- **SET TASK**
Return each line holding the string "Tyresö".

- **PROVIDED INFORMATION**

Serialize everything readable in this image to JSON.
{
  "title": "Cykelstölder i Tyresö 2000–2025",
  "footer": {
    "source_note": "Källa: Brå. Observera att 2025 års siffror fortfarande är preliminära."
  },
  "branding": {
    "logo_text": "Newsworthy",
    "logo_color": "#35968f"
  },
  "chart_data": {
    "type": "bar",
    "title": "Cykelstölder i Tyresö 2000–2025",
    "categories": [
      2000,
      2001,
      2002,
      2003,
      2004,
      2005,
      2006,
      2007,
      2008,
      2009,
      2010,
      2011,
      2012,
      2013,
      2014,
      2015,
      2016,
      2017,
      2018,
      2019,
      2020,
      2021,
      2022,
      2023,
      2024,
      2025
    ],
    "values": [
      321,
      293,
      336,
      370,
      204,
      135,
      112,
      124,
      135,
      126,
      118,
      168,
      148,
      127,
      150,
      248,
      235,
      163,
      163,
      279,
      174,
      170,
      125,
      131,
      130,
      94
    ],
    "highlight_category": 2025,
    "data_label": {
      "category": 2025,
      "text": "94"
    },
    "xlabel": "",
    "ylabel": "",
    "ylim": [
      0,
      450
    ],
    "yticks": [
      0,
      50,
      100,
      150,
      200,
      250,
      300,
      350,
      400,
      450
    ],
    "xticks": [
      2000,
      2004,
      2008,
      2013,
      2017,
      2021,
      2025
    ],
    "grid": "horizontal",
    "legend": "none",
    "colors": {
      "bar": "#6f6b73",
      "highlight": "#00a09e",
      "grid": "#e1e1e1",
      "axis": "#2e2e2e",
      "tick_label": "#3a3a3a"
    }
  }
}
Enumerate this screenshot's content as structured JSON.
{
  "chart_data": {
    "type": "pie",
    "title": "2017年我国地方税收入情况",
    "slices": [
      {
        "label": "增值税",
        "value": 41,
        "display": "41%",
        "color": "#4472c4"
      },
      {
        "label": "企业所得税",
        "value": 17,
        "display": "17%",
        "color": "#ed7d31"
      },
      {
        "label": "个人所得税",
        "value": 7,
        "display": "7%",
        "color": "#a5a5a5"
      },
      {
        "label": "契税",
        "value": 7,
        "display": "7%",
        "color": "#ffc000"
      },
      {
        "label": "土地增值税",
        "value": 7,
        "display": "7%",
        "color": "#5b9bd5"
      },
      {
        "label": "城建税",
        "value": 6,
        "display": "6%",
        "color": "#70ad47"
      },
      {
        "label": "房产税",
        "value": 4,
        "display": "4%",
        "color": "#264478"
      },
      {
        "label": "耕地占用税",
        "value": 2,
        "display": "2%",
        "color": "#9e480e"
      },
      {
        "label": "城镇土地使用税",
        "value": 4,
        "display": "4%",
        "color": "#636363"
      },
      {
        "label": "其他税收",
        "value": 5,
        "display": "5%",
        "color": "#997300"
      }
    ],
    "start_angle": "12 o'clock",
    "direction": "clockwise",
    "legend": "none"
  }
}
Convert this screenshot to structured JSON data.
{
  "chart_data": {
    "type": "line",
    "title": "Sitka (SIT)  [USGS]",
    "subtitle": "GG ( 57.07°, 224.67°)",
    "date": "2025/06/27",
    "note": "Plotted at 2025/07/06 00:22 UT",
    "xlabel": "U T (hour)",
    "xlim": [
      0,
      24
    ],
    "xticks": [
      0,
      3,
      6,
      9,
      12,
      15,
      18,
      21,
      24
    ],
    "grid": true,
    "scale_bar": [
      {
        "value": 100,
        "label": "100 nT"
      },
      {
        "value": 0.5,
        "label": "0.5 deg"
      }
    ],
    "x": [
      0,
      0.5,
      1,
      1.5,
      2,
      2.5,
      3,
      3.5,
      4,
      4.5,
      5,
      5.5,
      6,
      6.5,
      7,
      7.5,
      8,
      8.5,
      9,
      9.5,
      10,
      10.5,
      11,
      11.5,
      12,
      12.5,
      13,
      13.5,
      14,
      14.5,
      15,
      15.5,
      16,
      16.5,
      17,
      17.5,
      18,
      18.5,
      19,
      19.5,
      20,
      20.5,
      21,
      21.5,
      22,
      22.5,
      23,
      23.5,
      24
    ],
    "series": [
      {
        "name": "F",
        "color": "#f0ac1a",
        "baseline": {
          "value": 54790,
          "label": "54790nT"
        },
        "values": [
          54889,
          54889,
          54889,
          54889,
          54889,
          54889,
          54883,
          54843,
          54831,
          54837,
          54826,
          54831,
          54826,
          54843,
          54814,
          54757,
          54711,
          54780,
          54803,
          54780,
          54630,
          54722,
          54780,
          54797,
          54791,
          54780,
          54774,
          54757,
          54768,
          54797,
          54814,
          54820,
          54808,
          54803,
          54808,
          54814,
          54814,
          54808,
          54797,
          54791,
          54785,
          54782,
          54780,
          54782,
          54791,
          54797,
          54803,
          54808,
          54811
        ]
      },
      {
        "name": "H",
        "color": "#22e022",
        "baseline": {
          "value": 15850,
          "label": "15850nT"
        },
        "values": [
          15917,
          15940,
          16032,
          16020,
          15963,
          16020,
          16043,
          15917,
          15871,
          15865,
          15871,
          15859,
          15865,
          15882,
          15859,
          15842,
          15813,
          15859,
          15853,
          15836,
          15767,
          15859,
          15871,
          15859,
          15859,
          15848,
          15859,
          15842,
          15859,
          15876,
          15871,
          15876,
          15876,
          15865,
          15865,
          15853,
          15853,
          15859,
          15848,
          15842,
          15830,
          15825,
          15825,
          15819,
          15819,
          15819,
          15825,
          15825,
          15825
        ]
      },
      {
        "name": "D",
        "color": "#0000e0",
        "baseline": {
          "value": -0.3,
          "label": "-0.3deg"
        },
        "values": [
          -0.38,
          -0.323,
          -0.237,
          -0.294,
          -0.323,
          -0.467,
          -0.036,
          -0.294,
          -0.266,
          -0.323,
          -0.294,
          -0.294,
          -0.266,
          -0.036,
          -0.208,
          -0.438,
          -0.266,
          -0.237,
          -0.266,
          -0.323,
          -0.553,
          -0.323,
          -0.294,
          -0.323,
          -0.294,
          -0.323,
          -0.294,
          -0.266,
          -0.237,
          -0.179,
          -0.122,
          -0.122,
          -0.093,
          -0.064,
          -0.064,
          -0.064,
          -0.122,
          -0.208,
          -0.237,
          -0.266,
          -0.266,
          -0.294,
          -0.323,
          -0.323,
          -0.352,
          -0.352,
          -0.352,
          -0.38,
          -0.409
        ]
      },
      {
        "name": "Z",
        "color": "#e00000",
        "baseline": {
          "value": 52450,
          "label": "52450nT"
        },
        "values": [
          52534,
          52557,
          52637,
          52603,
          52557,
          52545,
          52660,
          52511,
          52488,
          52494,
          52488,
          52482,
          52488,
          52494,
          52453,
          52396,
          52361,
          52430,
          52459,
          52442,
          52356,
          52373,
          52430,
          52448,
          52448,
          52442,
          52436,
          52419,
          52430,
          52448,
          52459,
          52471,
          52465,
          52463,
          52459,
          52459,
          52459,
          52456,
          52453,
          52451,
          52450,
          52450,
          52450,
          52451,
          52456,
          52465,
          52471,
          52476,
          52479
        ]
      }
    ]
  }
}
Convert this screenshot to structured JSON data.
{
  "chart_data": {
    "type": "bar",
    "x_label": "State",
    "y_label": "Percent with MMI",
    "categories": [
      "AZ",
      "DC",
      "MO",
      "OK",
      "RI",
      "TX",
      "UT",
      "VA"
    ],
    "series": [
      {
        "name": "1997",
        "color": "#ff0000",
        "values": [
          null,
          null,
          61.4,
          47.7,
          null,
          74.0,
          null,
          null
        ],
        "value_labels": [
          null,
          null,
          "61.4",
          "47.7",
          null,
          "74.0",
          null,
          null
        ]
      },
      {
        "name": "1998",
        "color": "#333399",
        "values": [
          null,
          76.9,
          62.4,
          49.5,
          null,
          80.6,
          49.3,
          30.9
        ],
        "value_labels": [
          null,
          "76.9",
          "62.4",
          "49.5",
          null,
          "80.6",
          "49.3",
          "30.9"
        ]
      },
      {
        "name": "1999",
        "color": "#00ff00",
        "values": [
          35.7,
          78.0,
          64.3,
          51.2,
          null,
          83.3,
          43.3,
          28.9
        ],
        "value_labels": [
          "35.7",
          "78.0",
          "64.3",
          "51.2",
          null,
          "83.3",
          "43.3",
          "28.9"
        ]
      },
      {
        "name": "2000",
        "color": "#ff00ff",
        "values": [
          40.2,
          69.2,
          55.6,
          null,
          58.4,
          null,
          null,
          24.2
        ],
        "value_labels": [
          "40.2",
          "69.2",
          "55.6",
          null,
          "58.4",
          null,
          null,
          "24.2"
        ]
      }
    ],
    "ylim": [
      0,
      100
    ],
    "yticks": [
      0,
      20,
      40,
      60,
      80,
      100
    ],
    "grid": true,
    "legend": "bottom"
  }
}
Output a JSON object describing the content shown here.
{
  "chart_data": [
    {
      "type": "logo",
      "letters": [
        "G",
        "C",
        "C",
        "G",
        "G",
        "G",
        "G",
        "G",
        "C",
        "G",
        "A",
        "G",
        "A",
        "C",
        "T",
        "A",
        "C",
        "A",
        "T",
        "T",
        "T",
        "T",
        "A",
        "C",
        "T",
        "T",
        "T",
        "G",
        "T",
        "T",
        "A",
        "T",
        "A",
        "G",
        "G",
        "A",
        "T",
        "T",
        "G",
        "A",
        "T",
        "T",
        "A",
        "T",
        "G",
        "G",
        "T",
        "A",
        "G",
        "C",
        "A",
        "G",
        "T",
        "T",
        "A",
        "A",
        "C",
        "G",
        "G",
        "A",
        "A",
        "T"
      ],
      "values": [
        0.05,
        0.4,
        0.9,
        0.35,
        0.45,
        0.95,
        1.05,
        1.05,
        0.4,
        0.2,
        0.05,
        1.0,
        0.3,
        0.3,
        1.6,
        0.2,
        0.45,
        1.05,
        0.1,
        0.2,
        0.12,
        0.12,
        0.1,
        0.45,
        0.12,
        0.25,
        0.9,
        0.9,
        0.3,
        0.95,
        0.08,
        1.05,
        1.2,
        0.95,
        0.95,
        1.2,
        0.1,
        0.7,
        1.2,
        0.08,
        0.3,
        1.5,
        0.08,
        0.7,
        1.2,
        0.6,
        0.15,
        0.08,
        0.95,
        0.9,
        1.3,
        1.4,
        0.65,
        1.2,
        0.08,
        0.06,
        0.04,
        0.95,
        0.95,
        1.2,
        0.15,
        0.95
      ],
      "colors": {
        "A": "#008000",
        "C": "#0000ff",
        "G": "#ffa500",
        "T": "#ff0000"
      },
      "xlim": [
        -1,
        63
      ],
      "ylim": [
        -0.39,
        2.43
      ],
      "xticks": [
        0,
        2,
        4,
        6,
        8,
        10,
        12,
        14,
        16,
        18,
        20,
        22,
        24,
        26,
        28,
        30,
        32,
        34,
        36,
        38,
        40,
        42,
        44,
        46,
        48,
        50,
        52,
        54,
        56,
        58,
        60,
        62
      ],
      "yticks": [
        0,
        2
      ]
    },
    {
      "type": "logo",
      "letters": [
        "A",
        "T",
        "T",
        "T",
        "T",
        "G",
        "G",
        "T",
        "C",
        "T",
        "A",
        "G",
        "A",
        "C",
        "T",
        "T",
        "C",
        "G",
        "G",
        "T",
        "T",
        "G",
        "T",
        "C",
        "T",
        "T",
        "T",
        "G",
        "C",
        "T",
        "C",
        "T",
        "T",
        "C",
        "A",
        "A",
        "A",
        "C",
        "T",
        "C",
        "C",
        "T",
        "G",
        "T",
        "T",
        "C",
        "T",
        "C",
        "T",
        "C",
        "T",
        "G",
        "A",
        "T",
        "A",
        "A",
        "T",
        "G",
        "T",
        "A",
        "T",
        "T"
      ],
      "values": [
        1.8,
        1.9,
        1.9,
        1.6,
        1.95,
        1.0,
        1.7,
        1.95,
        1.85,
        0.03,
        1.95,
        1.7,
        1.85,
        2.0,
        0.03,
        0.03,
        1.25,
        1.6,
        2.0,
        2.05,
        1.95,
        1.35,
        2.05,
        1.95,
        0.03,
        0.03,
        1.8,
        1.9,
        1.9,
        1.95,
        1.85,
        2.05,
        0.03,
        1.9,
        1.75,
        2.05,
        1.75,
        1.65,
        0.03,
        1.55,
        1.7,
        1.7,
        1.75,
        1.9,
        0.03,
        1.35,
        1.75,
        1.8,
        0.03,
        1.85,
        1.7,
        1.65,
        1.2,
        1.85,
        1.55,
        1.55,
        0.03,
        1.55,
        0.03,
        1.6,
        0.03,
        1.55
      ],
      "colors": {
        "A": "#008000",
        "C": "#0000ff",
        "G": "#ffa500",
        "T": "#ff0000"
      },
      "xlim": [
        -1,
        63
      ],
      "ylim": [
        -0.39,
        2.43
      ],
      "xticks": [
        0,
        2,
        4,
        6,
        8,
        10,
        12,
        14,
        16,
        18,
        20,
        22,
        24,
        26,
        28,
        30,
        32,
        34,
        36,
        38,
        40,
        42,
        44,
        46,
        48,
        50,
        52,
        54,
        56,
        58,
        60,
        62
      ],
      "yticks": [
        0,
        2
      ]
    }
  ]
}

- **FINISHED TASK**
  "title": "Cykelstölder i Tyresö 2000–2025",
    "title": "Cykelstölder i Tyresö 2000–2025",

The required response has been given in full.